• EXERCISE REQUIREMENTS
Single out the lines of the material that contain "screenshot" and copy them.

• INFORMATION SUPPLIED

— start —

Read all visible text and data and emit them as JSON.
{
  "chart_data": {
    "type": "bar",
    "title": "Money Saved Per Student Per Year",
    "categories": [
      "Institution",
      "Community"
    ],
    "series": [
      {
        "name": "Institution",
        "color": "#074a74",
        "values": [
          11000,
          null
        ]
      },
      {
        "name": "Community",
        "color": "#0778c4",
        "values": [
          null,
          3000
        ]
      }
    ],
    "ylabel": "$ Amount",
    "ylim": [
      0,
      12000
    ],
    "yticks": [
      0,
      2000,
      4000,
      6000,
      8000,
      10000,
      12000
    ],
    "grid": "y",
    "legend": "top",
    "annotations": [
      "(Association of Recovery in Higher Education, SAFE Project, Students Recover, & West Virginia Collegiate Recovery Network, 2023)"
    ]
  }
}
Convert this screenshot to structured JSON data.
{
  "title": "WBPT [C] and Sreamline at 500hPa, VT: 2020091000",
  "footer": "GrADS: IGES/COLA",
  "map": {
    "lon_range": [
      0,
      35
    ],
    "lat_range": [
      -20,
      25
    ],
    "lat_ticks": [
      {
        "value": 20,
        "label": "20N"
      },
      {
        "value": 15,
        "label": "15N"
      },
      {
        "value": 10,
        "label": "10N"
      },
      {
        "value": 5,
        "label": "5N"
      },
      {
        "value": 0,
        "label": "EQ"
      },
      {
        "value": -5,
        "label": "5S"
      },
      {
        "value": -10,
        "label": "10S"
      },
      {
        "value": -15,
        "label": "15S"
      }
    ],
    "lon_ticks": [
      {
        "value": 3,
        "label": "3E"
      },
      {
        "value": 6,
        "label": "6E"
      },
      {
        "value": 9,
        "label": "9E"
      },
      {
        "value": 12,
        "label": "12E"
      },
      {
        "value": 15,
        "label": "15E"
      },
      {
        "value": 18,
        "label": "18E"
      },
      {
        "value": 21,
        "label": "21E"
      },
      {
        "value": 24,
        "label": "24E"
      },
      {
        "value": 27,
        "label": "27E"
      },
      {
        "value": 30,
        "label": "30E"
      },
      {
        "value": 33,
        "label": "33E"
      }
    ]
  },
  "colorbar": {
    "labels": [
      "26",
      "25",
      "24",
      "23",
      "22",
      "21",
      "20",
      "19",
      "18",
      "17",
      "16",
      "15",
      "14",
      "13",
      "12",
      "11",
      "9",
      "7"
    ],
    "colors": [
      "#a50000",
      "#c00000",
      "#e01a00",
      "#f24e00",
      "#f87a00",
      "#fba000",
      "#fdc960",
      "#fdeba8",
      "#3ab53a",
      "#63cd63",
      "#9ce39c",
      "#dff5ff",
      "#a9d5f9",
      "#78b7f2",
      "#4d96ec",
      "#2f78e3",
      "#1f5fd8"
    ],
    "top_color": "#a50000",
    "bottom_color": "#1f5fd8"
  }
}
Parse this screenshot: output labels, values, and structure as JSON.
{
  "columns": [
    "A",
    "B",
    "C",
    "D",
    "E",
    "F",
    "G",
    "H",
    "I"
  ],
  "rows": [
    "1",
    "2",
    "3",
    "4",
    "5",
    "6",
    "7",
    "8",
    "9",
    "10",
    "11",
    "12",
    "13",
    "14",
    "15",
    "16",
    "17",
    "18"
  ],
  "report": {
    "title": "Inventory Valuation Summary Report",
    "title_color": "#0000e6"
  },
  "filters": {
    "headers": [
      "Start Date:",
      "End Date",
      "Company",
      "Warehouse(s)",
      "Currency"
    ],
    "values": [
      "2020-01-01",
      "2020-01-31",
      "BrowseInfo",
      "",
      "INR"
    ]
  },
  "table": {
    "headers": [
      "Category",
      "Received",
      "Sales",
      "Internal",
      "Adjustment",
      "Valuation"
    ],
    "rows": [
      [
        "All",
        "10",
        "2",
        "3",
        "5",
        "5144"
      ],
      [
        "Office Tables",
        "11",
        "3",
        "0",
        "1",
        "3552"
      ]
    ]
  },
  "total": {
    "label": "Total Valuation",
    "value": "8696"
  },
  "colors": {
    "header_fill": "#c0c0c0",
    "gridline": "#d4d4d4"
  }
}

— end —

• SOLUTION
Convert this screenshot to structured JSON data.
Parse this screenshot: output labels, values, and structure as JSON.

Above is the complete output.